Given task | Extract each line containing the string "this".

★ ★ ★

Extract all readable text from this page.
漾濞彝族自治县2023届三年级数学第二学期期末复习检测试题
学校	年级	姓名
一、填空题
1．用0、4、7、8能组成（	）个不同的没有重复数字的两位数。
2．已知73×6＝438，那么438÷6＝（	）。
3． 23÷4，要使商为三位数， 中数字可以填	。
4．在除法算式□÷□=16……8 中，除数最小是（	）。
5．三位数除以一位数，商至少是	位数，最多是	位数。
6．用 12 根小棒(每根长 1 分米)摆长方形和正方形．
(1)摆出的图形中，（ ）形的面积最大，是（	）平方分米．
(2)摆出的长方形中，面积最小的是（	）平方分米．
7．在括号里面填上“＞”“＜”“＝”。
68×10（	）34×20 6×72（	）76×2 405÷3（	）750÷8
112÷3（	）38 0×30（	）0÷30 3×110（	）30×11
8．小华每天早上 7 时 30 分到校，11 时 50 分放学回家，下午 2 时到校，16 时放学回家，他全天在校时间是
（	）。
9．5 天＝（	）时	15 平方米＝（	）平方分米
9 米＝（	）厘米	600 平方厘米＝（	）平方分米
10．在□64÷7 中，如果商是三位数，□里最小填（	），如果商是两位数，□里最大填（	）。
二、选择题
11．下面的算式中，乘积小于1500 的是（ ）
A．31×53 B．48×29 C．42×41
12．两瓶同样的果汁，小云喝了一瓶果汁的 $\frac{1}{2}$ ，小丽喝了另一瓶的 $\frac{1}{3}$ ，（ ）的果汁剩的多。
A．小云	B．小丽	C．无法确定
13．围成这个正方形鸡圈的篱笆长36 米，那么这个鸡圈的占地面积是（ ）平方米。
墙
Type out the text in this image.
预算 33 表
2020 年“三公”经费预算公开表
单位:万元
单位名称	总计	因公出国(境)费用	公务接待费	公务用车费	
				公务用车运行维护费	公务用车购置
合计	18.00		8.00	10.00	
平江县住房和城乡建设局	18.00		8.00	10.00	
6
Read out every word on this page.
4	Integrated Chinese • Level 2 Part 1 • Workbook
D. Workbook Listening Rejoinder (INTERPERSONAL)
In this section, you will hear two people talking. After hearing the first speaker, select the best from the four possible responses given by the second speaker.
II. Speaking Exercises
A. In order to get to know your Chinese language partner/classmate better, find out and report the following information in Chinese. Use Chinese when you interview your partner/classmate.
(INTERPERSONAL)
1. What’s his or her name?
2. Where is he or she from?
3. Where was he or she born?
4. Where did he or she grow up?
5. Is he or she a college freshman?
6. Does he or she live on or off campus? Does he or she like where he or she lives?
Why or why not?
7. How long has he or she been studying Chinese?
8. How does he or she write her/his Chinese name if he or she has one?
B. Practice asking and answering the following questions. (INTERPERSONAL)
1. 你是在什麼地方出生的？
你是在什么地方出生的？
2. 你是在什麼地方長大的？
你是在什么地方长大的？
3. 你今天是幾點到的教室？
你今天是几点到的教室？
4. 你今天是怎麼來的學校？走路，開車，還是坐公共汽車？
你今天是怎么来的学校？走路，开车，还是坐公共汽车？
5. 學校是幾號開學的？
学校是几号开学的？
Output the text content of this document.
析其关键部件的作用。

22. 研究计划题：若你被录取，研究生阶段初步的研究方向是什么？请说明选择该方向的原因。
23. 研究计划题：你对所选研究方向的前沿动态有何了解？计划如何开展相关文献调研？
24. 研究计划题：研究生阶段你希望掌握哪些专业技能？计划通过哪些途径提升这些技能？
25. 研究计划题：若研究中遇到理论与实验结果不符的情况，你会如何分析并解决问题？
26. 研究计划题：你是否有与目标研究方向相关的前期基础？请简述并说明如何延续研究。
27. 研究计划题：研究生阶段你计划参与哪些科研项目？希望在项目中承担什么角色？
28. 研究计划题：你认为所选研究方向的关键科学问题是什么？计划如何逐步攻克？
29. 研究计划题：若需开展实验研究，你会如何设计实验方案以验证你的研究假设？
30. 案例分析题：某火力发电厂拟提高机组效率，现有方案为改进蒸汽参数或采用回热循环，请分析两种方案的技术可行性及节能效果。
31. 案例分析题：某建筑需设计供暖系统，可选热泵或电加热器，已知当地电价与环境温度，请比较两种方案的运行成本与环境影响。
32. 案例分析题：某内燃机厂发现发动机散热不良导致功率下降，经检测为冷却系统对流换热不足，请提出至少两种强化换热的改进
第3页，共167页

★ ★ ★

Response below |
Extract all readable text from this page.
Type out the text in this image.
Read out every word on this page.
In this section, you will hear two people talking. After hearing the first speaker, select the best from the four possible responses given by the second speaker.
Output the text content of this document.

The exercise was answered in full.